**Written exercise**
Report every line from the material that contains the word "this".

Stored data entries:
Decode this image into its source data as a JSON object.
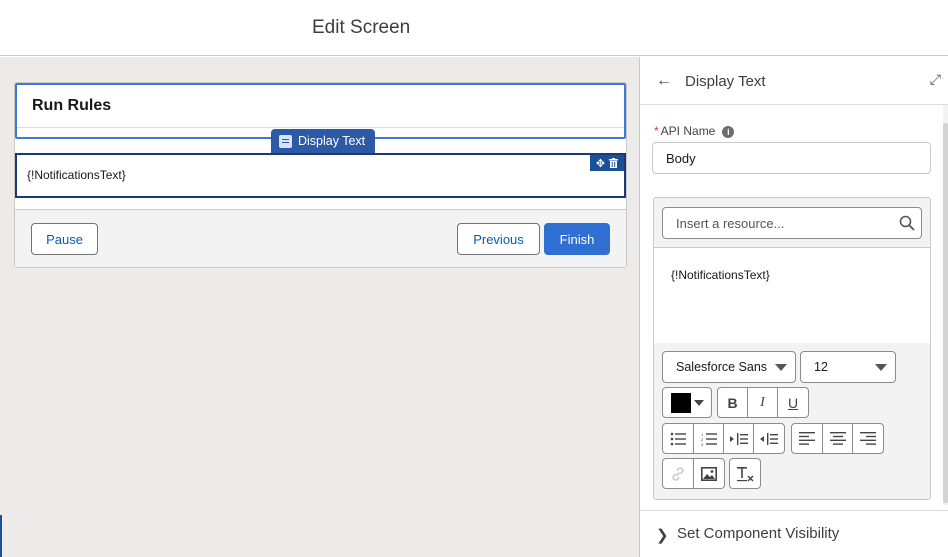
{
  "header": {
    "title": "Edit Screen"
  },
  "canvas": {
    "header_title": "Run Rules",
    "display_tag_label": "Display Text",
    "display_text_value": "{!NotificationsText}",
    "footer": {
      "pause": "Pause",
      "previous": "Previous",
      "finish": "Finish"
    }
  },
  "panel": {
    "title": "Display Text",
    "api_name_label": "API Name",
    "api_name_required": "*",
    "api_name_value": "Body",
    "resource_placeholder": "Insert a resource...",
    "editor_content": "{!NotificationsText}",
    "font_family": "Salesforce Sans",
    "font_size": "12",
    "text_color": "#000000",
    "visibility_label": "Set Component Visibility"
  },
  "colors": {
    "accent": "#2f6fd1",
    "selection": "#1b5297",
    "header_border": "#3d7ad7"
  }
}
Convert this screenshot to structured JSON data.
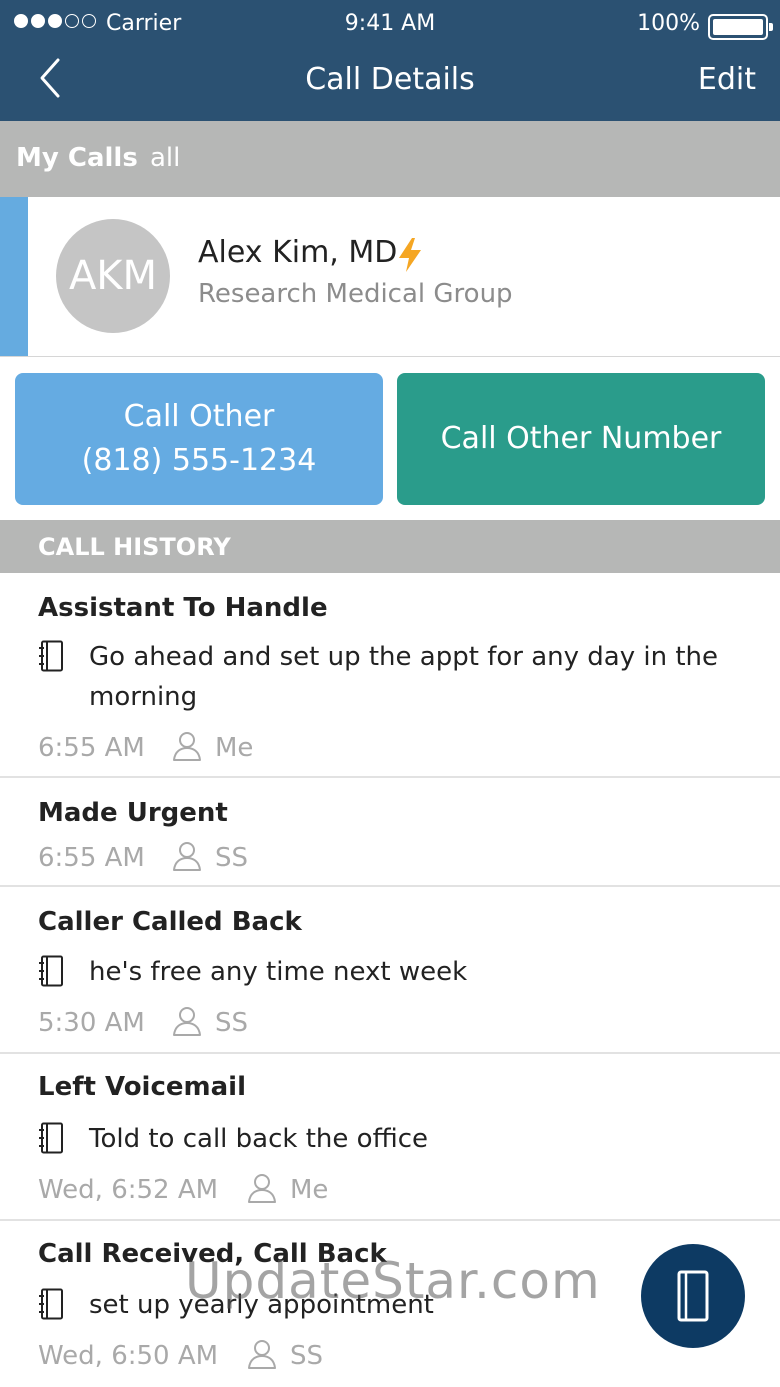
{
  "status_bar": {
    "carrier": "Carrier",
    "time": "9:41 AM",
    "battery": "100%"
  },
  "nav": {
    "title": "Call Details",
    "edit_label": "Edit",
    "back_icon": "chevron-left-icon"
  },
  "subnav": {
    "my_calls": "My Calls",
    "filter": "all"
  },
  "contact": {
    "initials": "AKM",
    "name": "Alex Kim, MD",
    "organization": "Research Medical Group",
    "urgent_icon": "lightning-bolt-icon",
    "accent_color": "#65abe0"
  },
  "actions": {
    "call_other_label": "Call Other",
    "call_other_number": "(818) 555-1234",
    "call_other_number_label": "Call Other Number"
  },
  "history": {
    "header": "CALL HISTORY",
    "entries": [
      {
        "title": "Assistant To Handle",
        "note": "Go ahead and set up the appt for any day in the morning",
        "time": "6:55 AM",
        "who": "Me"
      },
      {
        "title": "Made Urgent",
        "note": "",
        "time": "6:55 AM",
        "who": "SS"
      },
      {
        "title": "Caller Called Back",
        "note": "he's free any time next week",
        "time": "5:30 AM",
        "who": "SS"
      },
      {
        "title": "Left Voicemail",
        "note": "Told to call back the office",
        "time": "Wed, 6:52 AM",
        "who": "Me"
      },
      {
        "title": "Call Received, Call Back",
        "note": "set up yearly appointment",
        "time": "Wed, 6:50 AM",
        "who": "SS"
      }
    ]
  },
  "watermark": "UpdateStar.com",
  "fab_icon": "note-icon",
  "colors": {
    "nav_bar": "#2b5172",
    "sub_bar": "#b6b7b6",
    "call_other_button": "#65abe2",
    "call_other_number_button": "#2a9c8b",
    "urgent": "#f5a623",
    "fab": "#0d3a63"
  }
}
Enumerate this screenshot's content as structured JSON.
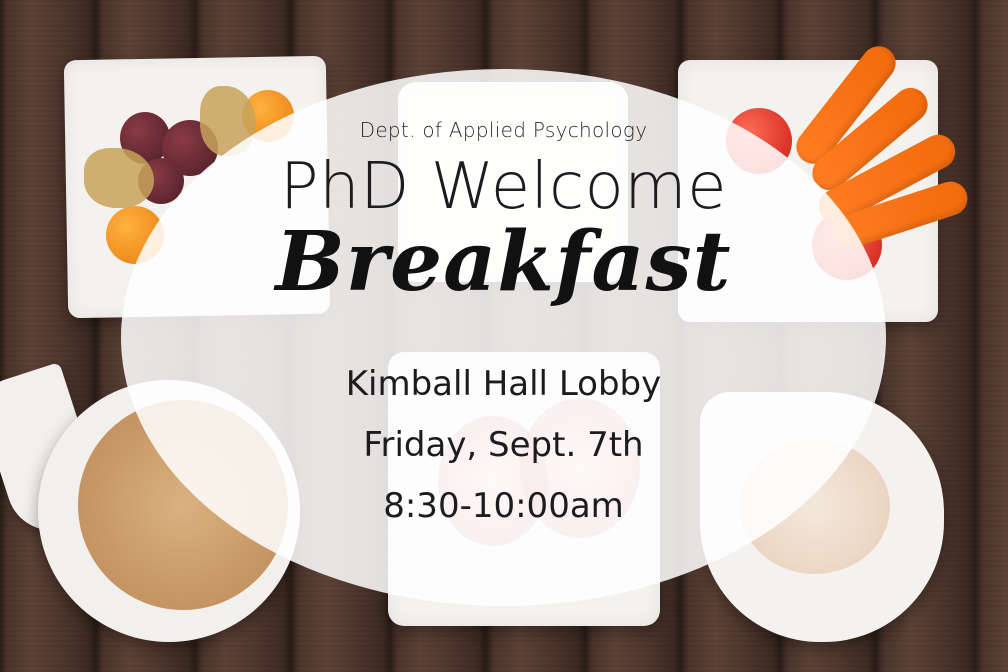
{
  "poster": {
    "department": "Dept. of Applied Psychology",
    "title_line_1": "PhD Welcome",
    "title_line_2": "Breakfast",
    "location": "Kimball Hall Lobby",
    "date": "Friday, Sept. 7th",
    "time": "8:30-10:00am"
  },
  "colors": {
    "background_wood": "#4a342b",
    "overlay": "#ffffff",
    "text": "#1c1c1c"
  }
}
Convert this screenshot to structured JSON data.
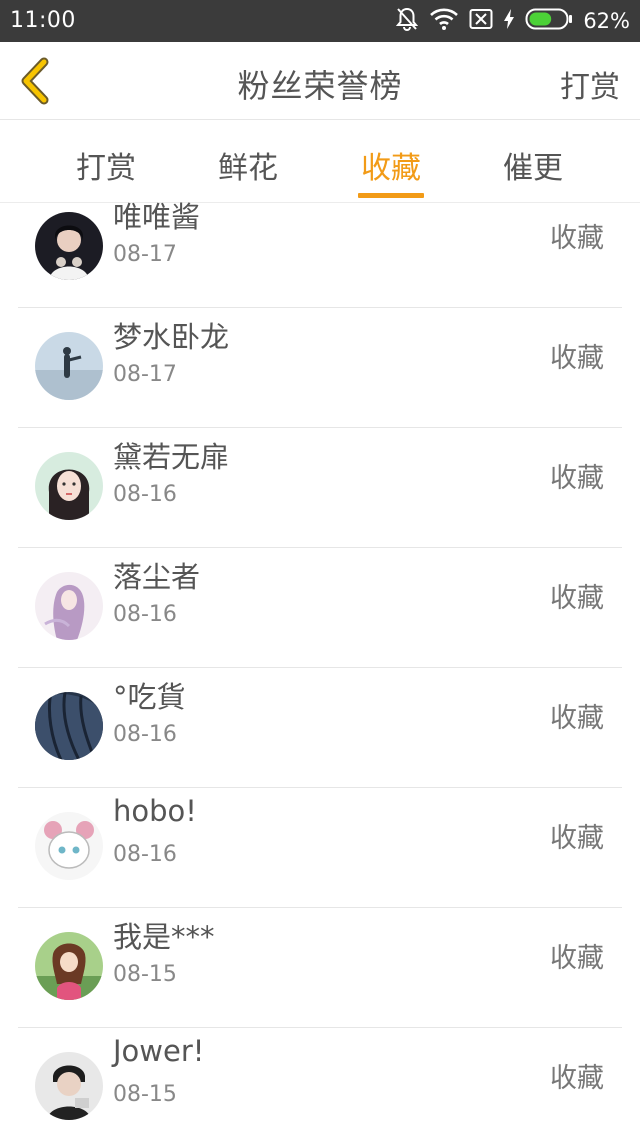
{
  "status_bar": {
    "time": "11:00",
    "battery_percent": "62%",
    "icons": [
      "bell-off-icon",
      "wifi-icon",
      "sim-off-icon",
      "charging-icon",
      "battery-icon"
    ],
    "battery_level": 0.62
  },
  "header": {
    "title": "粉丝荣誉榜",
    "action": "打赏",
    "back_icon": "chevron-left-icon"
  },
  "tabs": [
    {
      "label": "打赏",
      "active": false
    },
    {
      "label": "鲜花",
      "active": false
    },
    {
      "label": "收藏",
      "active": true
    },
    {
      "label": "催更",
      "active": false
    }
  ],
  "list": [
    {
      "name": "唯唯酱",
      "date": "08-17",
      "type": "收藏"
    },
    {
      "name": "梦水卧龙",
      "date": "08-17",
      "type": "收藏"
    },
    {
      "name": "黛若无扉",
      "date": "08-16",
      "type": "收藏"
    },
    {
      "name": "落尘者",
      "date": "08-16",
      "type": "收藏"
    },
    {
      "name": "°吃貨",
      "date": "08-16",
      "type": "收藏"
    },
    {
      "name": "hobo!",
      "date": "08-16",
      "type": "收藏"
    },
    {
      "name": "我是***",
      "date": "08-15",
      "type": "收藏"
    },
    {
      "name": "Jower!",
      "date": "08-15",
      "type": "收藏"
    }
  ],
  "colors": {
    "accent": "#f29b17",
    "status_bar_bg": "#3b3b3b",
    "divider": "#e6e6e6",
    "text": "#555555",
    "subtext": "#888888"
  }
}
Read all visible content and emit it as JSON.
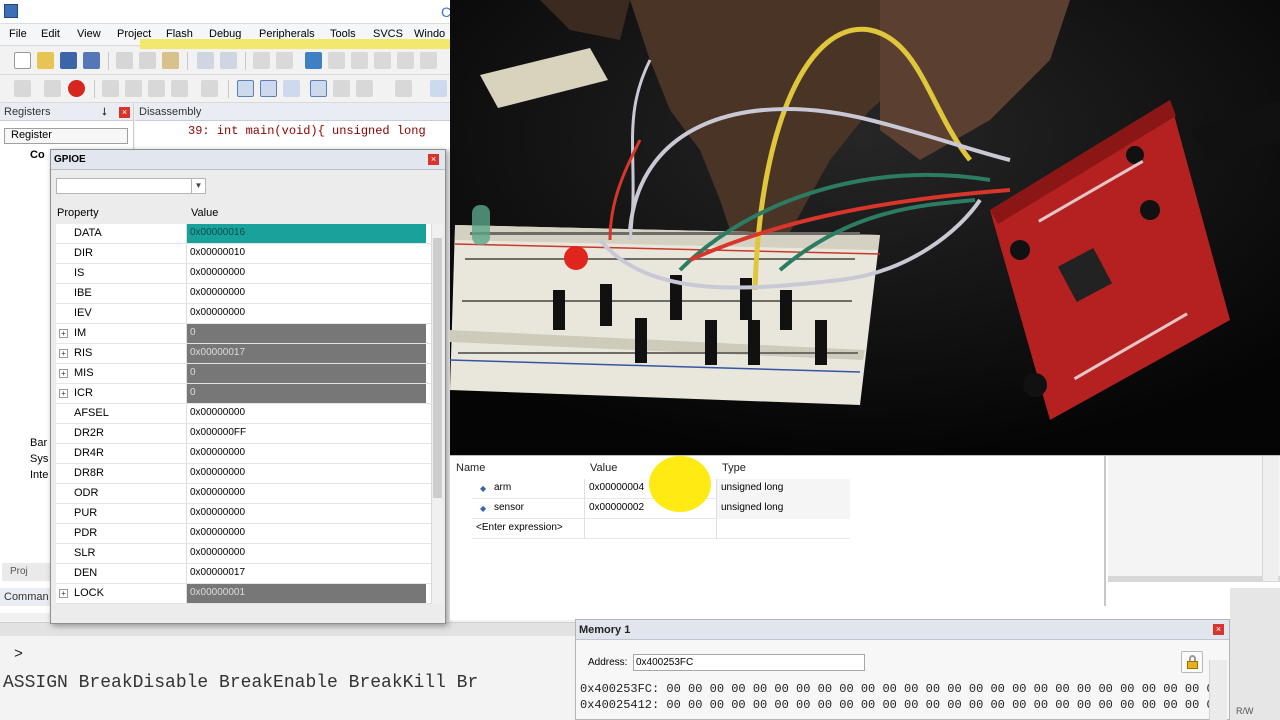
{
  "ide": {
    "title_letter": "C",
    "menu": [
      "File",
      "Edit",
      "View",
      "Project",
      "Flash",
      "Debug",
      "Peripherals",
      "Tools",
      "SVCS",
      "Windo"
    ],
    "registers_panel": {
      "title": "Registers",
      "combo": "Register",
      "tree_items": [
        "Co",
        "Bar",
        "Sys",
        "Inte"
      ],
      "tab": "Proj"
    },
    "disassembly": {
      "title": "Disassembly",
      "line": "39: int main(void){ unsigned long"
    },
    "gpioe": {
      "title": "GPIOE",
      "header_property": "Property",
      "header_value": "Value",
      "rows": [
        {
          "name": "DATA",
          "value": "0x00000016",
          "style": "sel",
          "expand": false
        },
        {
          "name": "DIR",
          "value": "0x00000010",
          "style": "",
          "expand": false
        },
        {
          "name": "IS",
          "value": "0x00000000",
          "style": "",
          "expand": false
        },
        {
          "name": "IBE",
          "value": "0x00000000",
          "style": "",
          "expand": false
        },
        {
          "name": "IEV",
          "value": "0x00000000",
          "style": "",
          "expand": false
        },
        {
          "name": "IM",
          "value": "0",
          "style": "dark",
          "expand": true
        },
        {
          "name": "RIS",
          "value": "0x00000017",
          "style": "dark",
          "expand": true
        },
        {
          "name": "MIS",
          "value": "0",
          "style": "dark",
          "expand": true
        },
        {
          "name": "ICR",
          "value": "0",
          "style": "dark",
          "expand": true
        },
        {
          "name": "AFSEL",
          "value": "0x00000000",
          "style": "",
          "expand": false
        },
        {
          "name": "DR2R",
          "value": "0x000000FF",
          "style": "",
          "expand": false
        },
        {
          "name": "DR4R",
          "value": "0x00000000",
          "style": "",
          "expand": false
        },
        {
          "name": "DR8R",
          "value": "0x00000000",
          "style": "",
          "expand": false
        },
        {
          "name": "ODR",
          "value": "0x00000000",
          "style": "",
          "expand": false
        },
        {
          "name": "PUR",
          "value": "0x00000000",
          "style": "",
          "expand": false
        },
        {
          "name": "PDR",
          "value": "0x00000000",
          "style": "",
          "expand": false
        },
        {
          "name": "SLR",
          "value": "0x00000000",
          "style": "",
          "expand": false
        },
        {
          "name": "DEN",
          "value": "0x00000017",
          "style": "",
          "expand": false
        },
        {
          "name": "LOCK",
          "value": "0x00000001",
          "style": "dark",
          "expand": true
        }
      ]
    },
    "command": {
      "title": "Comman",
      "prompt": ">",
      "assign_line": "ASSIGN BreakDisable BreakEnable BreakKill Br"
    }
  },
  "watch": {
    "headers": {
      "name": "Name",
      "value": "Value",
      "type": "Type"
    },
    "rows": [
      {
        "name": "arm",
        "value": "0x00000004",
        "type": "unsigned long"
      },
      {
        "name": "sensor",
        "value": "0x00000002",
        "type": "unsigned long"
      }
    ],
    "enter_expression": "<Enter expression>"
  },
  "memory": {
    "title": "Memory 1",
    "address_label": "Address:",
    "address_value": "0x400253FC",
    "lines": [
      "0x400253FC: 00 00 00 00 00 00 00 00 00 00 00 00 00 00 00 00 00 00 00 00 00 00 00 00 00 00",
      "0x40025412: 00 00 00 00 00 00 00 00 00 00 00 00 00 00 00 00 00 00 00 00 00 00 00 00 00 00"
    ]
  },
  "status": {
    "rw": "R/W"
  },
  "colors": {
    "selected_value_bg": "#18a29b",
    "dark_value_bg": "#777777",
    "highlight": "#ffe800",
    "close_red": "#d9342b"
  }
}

**Full output**
Decode this image into its source data as a JSON object.
Convert this screenshot to structured JSON data.
Enumerate this screenshot's content as structured JSON.
Convert this screenshot to structured JSON data.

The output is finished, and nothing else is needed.